* _WAS GEFRAGT IST_: Wer hat laut dem Text über den „Companion to Religion in America“ die bibliografischen Essays zusammengestellt?

* _ANGEZEIGTER TEXT_:
#####

Zu weit würde es führen, die einzelnen Beiträge en Detail für diese oder jene Interpretation, diese oder jene Ausrichtung oder Auslassung zu kritisieren – viele Beiträge bewegen sich auf umkämpften Deutungsterritorien. Der „Companion to Religion in America“ wird etlichen Interessierten ein äußerst nützlicher und kompetenter Begleiter durch die Religionshistorie der USA sein. Die überwiegende Zahl der Texte ist von sehr hoher Qualität, innovativ, anregend geschrieben, reich an Literaturhinweisen. Insbesondere hinsichtlich kulturgeschichtlicher Fragenstellungen sind die von Philip Goff zusammengestellten bibliografischen Essays sehr anschlussfähig. Ein Problem, das allerdings noch keine probate Lösung kennt, ist die regionale und damit thematische Zentrierung auf die Vereinigten Staaten, zumal der Titel unspezifisch von „America“ spricht. Anders ausgedrückt, kann es unter dem Strich als Chance künftiger enzyklopädischer Bemühungen zum Thema Religion gelistet werden, transregionale Geschichte(n) noch stärker zu fokussieren oder aber die Setzungen expliziter zu reflektieren. Ohne dass sich dies von der angemerkten regional-kulturellen Zentrifuge klar trennen ließe, ist hervorzuheben, dass der Herausgeber die temporäre Vorläufigkeit sowie die geschichtliche Position seines „Companion“ innerhalb der Religionsforschung der USA beschreibt und sein Medium auf der diachronen Achse präzise verortet (S. X). In vielen Artikeln sind zudem diachrone wie synchrone Bezüge und Wechselwirkungen zwischen unterschiedlichen Regionen, Zeitvorstellungen oder konkurrierenden kulturellen Konzepten eingearbeitet. Und was für die weitere Arbeit im Feld und darüber hinaus noch wichtiger scheint: Der Band überwindet die Suggestion des Faktischen und stellt in bibliografierenden Essays anschlussfähige Narrationen zur Religionsgeschichte Nordamerikas zur Diskussion – eben als „portraits in motion“: sehr empfehlenswert.

#####

* _VORLIEGENDE ANGABEN_:
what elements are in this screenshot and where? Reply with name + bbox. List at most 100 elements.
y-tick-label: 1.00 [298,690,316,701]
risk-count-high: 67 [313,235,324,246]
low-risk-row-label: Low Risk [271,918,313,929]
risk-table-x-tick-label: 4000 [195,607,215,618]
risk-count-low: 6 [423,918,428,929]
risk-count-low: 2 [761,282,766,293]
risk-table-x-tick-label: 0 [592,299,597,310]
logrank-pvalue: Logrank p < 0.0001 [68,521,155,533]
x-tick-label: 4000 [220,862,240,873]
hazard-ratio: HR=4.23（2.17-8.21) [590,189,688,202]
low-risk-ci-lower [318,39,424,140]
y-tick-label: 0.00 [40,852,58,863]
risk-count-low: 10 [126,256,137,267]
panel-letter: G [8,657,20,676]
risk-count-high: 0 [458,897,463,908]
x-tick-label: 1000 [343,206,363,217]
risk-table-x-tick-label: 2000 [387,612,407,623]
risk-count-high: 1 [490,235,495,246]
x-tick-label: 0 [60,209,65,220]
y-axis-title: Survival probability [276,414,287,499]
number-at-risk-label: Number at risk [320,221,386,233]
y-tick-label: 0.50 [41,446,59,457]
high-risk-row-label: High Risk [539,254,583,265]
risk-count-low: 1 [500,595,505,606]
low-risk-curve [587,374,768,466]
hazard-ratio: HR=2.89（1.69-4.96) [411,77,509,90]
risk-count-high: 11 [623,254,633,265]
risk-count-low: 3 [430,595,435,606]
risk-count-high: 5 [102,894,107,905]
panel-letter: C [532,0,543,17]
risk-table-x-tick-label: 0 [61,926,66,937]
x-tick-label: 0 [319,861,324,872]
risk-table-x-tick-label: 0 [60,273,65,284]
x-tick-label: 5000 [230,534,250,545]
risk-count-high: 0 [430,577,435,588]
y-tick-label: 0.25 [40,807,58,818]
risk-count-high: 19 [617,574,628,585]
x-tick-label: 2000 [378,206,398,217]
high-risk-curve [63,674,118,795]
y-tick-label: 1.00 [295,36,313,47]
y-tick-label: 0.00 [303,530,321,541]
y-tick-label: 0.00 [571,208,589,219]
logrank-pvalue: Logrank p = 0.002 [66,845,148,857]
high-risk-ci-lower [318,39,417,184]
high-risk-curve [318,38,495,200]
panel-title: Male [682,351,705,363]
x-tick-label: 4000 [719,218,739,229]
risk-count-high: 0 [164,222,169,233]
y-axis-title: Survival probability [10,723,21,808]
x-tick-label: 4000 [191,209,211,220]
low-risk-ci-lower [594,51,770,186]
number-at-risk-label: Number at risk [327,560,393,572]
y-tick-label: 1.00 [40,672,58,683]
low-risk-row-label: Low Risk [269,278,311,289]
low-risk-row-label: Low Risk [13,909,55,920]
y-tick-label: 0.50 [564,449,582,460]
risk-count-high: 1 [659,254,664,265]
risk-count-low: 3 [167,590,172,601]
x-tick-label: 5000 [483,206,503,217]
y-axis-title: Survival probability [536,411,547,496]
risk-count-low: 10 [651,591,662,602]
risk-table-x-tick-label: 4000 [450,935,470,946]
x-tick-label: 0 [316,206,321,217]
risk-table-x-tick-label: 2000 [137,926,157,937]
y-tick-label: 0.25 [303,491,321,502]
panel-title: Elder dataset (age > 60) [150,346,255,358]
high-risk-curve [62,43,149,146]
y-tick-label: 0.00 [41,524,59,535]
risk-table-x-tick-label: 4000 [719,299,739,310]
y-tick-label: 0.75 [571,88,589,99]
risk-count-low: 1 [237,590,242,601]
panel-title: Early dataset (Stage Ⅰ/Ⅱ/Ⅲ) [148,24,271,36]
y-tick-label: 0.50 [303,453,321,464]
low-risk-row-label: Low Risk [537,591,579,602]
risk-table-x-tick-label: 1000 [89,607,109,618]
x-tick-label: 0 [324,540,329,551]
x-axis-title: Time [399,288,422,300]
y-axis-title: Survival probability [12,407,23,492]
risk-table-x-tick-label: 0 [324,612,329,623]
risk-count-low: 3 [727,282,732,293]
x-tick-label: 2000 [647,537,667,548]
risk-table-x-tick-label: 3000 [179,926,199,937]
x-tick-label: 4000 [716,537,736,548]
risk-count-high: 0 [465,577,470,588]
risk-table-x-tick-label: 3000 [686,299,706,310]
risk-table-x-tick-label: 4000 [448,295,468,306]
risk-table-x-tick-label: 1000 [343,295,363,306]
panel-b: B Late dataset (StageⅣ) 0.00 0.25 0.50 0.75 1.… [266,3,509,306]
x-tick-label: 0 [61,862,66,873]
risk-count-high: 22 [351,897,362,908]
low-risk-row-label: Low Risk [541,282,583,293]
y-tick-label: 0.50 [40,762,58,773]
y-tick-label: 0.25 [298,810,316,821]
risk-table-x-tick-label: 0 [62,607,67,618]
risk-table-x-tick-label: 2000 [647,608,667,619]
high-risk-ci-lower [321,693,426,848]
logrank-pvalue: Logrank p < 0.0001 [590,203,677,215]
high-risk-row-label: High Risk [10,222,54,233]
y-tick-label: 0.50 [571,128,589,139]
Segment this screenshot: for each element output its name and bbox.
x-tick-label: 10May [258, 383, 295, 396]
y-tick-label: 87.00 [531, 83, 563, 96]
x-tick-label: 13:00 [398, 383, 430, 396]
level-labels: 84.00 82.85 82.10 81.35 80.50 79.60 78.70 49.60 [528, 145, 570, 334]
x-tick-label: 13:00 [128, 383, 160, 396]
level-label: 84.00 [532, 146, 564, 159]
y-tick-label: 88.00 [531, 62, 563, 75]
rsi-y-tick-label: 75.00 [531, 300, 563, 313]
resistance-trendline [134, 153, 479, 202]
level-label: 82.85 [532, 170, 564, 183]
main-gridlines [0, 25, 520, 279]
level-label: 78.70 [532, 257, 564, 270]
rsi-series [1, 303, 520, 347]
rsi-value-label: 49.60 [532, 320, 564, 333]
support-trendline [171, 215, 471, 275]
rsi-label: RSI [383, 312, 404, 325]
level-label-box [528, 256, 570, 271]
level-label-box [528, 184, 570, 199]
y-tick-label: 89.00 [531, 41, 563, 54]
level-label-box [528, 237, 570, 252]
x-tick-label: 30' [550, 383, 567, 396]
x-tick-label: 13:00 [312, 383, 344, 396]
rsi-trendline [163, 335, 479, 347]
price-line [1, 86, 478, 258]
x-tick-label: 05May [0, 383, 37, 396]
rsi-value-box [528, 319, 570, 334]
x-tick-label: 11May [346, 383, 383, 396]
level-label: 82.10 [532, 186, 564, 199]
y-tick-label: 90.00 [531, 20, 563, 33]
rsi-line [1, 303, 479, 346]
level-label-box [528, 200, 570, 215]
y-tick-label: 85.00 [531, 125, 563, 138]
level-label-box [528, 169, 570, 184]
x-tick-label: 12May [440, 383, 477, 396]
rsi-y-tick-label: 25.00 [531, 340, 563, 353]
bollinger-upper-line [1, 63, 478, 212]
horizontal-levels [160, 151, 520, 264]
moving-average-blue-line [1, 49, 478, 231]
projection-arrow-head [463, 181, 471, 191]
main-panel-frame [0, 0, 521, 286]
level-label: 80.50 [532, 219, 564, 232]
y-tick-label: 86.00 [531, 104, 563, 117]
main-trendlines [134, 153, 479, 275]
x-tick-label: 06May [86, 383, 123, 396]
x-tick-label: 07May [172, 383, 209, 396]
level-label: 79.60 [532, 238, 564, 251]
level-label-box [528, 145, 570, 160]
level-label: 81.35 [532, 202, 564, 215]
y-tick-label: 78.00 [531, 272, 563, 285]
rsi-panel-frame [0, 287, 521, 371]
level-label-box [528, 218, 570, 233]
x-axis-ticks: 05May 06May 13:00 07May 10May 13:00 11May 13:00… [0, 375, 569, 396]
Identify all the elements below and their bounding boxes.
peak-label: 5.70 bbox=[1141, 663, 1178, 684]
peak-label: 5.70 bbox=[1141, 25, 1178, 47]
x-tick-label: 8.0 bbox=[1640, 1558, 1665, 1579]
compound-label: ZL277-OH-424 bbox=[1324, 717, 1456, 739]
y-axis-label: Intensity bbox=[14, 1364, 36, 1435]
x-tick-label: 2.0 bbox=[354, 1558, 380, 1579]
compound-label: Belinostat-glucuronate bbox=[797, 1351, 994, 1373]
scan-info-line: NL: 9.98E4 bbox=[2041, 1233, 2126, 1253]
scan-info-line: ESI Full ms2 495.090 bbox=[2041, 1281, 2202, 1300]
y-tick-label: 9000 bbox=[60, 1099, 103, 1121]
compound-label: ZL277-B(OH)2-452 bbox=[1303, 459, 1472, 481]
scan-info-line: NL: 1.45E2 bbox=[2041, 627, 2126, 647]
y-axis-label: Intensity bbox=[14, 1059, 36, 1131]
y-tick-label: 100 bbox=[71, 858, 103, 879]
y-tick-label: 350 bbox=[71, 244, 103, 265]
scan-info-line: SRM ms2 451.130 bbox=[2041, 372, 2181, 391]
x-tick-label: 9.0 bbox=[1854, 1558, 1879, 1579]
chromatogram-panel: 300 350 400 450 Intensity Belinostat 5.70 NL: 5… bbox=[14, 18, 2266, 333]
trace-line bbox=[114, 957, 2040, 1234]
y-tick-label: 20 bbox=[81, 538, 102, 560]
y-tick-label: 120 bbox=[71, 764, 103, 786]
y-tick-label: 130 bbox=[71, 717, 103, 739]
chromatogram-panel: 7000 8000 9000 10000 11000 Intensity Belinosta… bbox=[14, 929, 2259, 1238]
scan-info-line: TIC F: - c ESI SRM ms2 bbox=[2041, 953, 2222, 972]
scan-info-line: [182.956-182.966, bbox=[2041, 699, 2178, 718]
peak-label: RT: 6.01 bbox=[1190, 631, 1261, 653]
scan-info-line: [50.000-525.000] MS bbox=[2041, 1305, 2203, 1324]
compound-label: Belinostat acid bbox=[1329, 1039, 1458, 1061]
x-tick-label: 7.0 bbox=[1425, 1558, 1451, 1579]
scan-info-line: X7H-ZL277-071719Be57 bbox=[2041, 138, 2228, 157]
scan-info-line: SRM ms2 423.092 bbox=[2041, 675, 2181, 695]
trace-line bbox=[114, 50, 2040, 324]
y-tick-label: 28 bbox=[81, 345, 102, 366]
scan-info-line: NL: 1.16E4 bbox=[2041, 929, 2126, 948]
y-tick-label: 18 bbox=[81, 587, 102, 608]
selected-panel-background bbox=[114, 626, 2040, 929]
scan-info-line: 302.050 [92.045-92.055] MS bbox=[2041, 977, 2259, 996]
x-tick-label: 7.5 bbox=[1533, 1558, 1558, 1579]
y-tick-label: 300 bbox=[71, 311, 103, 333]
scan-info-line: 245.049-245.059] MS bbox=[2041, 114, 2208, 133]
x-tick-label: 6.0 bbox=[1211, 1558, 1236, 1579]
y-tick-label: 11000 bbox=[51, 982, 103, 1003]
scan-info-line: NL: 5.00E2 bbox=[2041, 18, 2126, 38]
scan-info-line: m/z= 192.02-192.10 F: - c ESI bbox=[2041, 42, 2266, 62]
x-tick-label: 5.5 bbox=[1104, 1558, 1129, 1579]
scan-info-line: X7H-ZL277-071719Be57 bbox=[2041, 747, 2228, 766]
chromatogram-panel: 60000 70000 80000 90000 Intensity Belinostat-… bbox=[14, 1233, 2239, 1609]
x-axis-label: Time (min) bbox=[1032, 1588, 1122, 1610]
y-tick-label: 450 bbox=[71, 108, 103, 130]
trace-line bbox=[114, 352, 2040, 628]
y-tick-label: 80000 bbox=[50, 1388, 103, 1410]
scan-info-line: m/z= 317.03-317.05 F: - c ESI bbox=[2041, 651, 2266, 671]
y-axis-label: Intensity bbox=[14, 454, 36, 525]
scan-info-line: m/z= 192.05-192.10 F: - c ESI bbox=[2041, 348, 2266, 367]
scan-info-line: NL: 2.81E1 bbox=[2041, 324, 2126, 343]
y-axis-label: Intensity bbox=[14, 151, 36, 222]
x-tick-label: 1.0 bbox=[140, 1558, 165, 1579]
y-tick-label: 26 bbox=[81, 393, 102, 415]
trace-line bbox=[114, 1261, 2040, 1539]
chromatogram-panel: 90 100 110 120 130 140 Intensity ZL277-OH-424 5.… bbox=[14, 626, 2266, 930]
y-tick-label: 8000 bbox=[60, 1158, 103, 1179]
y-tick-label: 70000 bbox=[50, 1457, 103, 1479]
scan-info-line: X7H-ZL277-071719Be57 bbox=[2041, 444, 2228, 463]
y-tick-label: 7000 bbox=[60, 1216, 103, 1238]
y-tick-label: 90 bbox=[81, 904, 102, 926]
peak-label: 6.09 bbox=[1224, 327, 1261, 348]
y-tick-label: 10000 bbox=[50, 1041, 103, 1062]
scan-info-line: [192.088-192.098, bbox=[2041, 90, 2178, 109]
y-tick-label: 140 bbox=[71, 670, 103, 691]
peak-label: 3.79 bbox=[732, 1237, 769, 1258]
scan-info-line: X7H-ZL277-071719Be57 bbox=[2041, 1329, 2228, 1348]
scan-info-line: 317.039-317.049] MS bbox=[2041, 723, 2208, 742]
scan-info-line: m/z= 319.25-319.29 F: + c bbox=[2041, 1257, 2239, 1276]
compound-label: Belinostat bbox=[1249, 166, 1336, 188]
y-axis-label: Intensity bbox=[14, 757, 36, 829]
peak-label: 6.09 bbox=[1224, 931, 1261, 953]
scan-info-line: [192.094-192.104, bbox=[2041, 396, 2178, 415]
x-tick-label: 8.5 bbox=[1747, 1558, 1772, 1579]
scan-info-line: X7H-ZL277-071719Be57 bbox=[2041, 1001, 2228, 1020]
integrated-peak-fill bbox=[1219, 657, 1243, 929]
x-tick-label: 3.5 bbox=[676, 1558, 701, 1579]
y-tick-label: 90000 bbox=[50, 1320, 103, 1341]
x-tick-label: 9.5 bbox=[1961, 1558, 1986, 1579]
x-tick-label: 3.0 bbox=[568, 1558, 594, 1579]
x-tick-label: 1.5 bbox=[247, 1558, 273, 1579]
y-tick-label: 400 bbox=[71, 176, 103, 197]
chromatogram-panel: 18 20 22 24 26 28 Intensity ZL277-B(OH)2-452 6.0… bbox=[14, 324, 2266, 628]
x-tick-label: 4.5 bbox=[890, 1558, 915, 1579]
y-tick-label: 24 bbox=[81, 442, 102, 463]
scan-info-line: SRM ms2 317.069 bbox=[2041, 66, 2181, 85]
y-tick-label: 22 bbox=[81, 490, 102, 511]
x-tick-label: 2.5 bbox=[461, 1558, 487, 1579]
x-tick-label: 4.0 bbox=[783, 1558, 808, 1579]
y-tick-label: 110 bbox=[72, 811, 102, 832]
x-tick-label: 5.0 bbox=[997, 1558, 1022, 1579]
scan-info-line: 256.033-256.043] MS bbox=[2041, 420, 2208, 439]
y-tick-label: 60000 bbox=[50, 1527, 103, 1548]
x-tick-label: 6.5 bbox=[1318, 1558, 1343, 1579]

#####

* _SCHRIFTLICHE ANTWORT_: Philip Goff.